#### [TASK TO CARRY OUT]
Repeat the full listing below verbatim and keep the images out.

#### [DATA]
START

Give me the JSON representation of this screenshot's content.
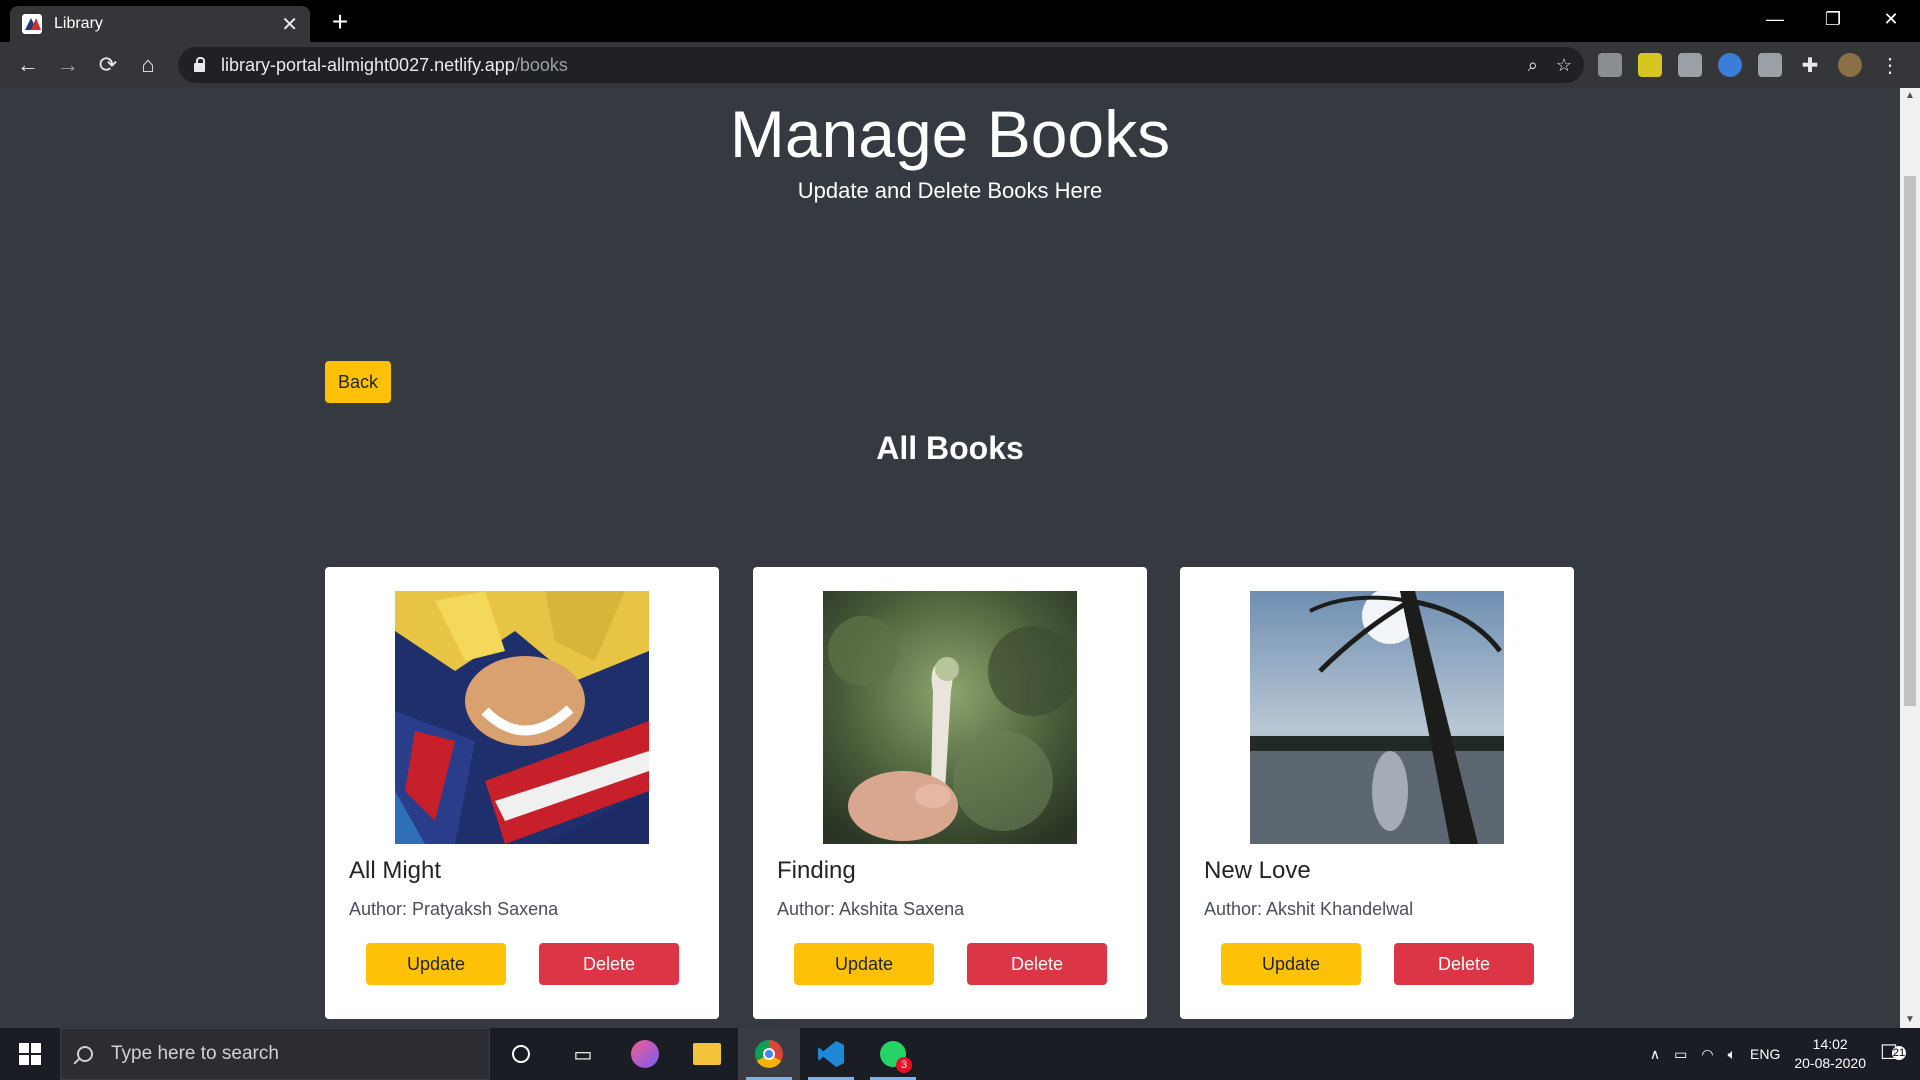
{
  "browser": {
    "tab_title": "Library",
    "url_host": "library-portal-allmight0027.netlify.app",
    "url_path": "/books"
  },
  "page": {
    "title": "Manage Books",
    "subtitle": "Update and Delete Books Here",
    "back_label": "Back",
    "section_title": "All Books",
    "books": [
      {
        "title": "All Might",
        "author": "Author: Pratyaksh Saxena",
        "update_label": "Update",
        "delete_label": "Delete"
      },
      {
        "title": "Finding",
        "author": "Author: Akshita Saxena",
        "update_label": "Update",
        "delete_label": "Delete"
      },
      {
        "title": "New Love",
        "author": "Author: Akshit Khandelwal",
        "update_label": "Update",
        "delete_label": "Delete"
      }
    ]
  },
  "taskbar": {
    "search_placeholder": "Type here to search",
    "language": "ENG",
    "time": "14:02",
    "date": "20-08-2020",
    "notification_count": "21",
    "whatsapp_badge": "3"
  },
  "colors": {
    "page_bg": "#343a40",
    "warning": "#ffc107",
    "danger": "#dc3545"
  }
}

END

#### [RESULT BELOW]
Give me the JSON representation of this screenshot's content.
{
  "browser": {
    "tab_title": "Library",
    "url_host": "library-portal-allmight0027.netlify.app",
    "url_path": "/books"
  },
  "page": {
    "title": "Manage Books",
    "subtitle": "Update and Delete Books Here",
    "back_label": "Back",
    "section_title": "All Books",
    "books": [
      {
        "title": "All Might",
        "author": "Author: Pratyaksh Saxena",
        "update_label": "Update",
        "delete_label": "Delete"
      },
      {
        "title": "Finding",
        "author": "Author: Akshita Saxena",
        "update_label": "Update",
        "delete_label": "Delete"
      },
      {
        "title": "New Love",
        "author": "Author: Akshit Khandelwal",
        "update_label": "Update",
        "delete_label": "Delete"
      }
    ]
  },
  "taskbar": {
    "search_placeholder": "Type here to search",
    "language": "ENG",
    "time": "14:02",
    "date": "20-08-2020",
    "notification_count": "21",
    "whatsapp_badge": "3"
  },
  "colors": {
    "page_bg": "#343a40",
    "warning": "#ffc107",
    "danger": "#dc3545"
  }
}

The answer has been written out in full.